__Exercise__
Lift every line from the entries that includes the word "السحر".

__Records shown__

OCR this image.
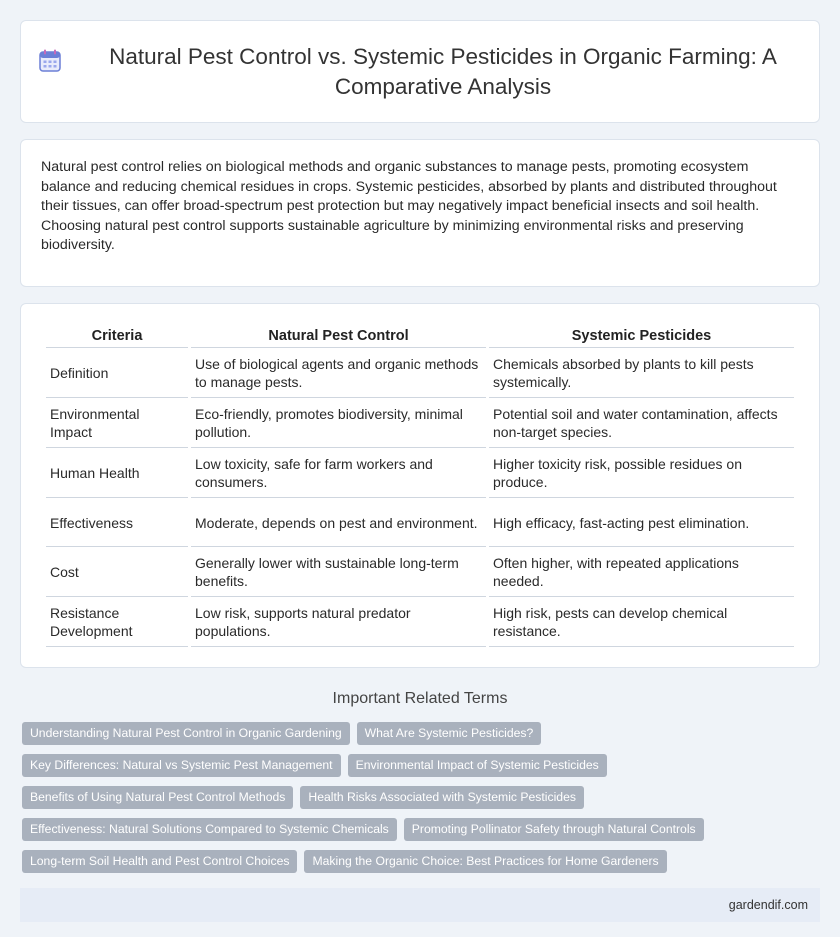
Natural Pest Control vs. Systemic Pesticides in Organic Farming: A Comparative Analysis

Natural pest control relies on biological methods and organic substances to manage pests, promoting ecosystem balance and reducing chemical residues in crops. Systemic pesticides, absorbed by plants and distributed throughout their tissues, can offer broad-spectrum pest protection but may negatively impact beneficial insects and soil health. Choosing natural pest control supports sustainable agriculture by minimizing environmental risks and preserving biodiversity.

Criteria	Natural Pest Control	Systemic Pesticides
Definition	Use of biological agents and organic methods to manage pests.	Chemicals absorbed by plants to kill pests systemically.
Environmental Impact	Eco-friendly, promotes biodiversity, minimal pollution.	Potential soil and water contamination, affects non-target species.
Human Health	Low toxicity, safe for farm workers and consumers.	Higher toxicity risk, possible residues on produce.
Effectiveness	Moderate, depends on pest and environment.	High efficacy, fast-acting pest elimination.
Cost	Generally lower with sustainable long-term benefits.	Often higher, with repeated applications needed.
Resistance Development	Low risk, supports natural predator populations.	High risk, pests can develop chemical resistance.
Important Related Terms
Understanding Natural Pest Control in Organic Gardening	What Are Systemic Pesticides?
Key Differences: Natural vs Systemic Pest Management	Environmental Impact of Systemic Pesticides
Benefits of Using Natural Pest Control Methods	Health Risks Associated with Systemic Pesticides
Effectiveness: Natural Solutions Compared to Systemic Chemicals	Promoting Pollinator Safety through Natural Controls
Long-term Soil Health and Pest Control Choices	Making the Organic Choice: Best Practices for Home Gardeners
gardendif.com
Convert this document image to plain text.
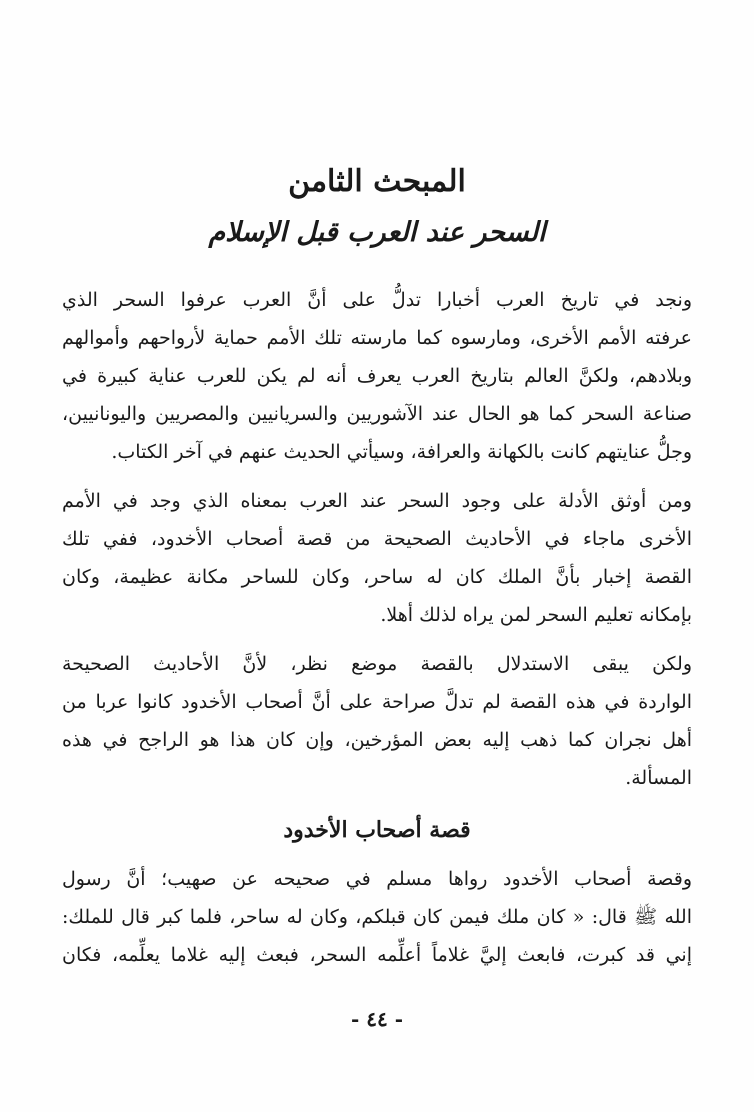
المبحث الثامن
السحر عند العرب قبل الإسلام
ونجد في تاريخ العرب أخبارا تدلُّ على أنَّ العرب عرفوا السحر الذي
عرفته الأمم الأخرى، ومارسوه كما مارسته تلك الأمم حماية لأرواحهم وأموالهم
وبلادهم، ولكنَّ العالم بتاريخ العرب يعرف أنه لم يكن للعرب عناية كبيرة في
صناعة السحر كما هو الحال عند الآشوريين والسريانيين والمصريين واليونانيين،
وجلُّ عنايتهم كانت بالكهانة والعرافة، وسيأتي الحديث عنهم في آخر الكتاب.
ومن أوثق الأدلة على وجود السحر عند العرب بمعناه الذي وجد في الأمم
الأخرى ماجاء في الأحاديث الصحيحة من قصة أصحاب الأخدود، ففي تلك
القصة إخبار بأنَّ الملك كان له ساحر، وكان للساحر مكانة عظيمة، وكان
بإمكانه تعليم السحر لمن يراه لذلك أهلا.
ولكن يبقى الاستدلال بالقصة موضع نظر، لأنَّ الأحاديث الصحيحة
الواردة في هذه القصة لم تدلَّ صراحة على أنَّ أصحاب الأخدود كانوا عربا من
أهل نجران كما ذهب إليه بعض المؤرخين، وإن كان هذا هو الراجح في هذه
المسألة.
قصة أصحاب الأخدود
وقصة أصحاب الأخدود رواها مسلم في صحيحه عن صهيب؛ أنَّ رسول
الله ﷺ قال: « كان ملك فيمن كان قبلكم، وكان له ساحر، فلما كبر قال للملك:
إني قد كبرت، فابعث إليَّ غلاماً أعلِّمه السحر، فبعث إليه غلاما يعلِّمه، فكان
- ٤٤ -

---

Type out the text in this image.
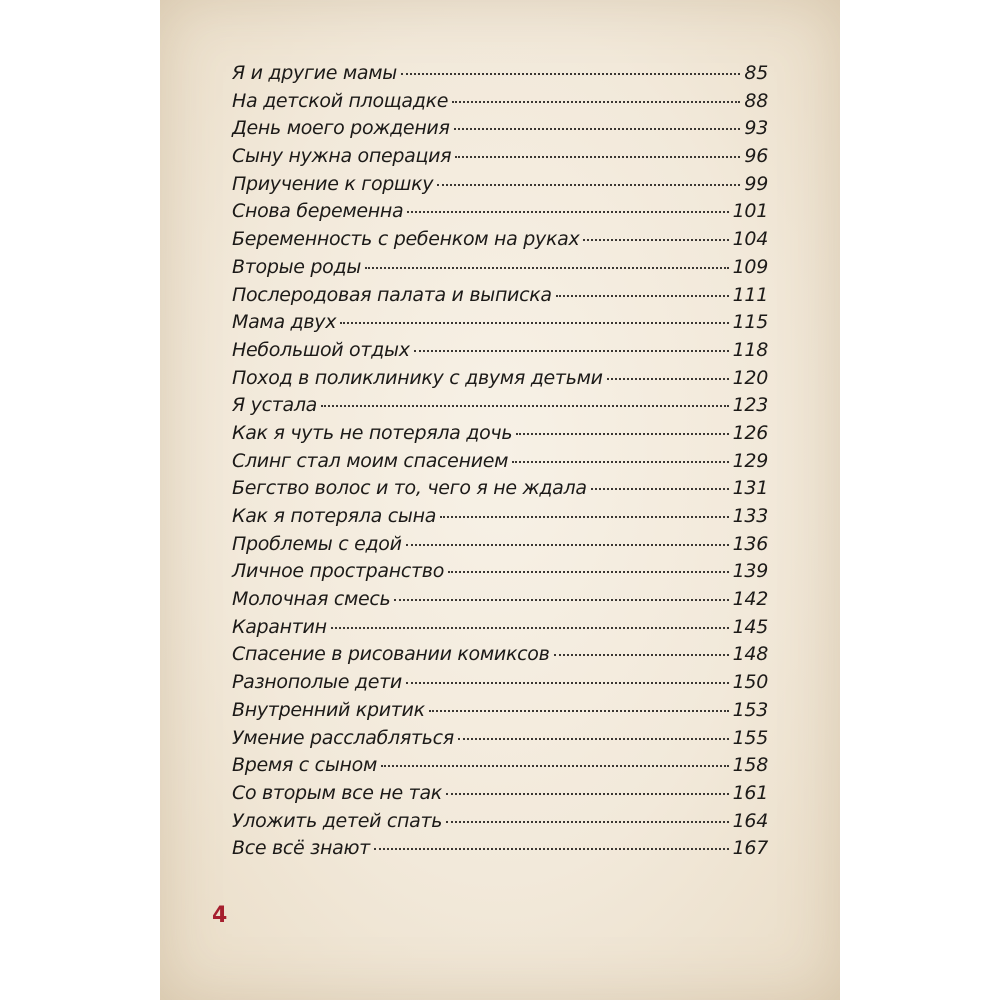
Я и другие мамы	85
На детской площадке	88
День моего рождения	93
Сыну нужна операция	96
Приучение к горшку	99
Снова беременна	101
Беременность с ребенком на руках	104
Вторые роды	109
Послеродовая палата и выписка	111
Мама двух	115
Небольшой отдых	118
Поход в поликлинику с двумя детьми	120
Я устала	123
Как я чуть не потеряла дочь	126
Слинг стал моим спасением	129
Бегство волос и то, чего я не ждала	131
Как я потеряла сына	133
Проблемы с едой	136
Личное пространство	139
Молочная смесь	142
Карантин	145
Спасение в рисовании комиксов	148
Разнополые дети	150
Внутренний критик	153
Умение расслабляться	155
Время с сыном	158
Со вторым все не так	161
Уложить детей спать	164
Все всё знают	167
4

--

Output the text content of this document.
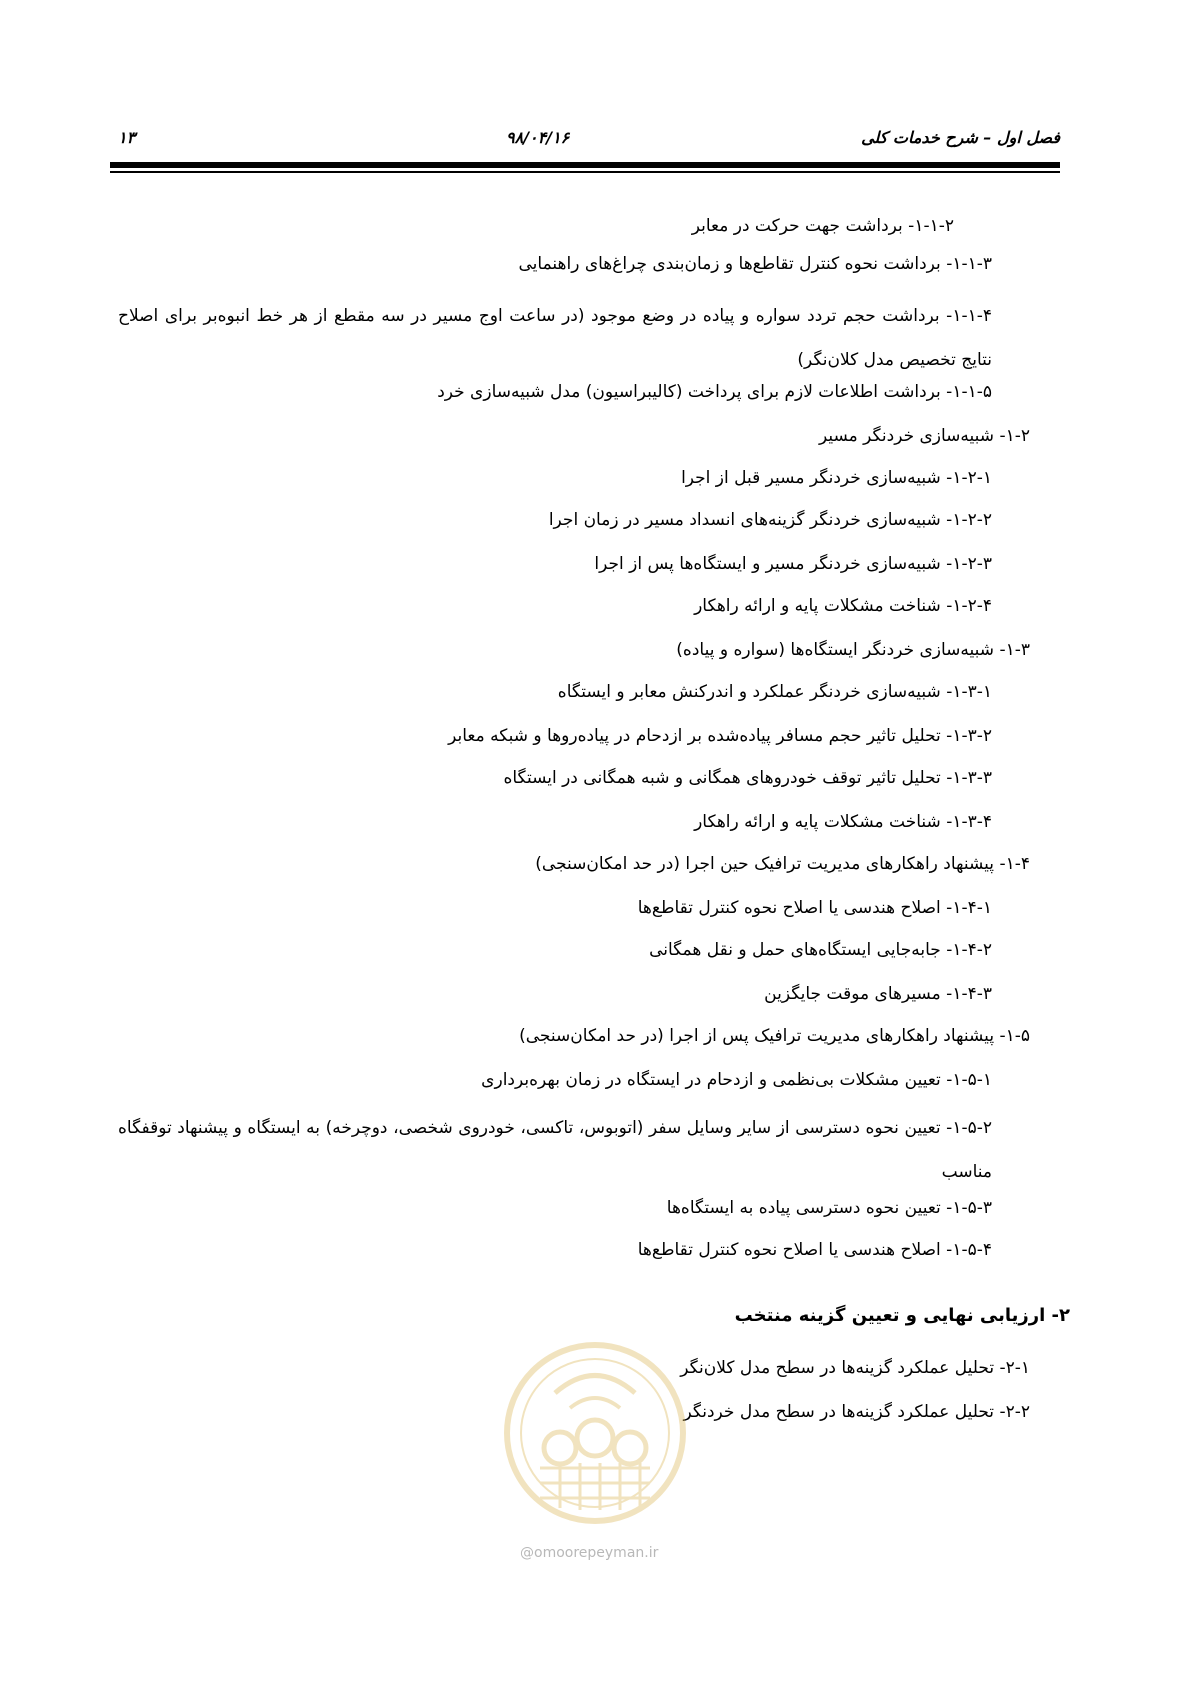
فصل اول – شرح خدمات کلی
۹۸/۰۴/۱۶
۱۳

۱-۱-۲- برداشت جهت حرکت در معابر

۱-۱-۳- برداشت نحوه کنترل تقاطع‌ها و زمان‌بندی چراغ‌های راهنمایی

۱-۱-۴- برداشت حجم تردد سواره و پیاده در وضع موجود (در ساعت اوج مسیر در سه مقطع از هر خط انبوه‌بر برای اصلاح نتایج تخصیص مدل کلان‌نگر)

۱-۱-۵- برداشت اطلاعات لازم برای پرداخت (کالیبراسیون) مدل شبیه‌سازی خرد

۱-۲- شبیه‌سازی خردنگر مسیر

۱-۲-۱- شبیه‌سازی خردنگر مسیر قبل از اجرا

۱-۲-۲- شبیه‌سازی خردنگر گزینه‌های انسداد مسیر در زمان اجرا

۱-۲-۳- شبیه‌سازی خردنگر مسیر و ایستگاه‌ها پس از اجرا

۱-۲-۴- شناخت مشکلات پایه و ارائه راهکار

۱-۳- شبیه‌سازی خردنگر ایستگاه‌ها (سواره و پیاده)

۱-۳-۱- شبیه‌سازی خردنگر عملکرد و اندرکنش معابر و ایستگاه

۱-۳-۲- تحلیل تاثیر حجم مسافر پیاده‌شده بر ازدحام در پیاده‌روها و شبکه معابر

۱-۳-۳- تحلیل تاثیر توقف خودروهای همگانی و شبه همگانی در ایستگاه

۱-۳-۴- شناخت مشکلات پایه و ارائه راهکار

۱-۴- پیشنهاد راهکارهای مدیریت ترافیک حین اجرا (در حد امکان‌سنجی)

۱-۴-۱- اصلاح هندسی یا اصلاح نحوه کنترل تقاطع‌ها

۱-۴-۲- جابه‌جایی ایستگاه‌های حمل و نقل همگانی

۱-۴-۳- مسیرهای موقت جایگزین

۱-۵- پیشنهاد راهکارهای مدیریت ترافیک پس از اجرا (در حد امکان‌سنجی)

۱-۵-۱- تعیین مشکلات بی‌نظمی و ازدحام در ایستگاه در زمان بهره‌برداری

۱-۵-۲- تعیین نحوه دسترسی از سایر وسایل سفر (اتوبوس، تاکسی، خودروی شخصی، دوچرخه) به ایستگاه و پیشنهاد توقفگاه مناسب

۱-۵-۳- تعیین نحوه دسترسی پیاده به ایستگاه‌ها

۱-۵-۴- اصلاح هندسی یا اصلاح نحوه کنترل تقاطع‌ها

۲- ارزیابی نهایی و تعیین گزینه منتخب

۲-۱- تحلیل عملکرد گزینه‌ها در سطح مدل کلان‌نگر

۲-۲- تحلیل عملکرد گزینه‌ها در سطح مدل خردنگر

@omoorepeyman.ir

__Reply__
السحر عند العرب قبل الإسلام
ونجد في تاريخ العرب أخبارا تدلُّ على أنَّ العرب عرفوا السحر الذي
صناعة السحر كما هو الحال عند الآشوريين والسريانيين والمصريين واليونانيين،
ومن أوثق الأدلة على وجود السحر عند العرب بمعناه الذي وجد في الأمم
بإمكانه تعليم السحر لمن يراه لذلك أهلا.
إني قد كبرت، فابعث إليَّ غلاماً أعلِّمه السحر، فبعث إليه غلاما يعلِّمه، فكان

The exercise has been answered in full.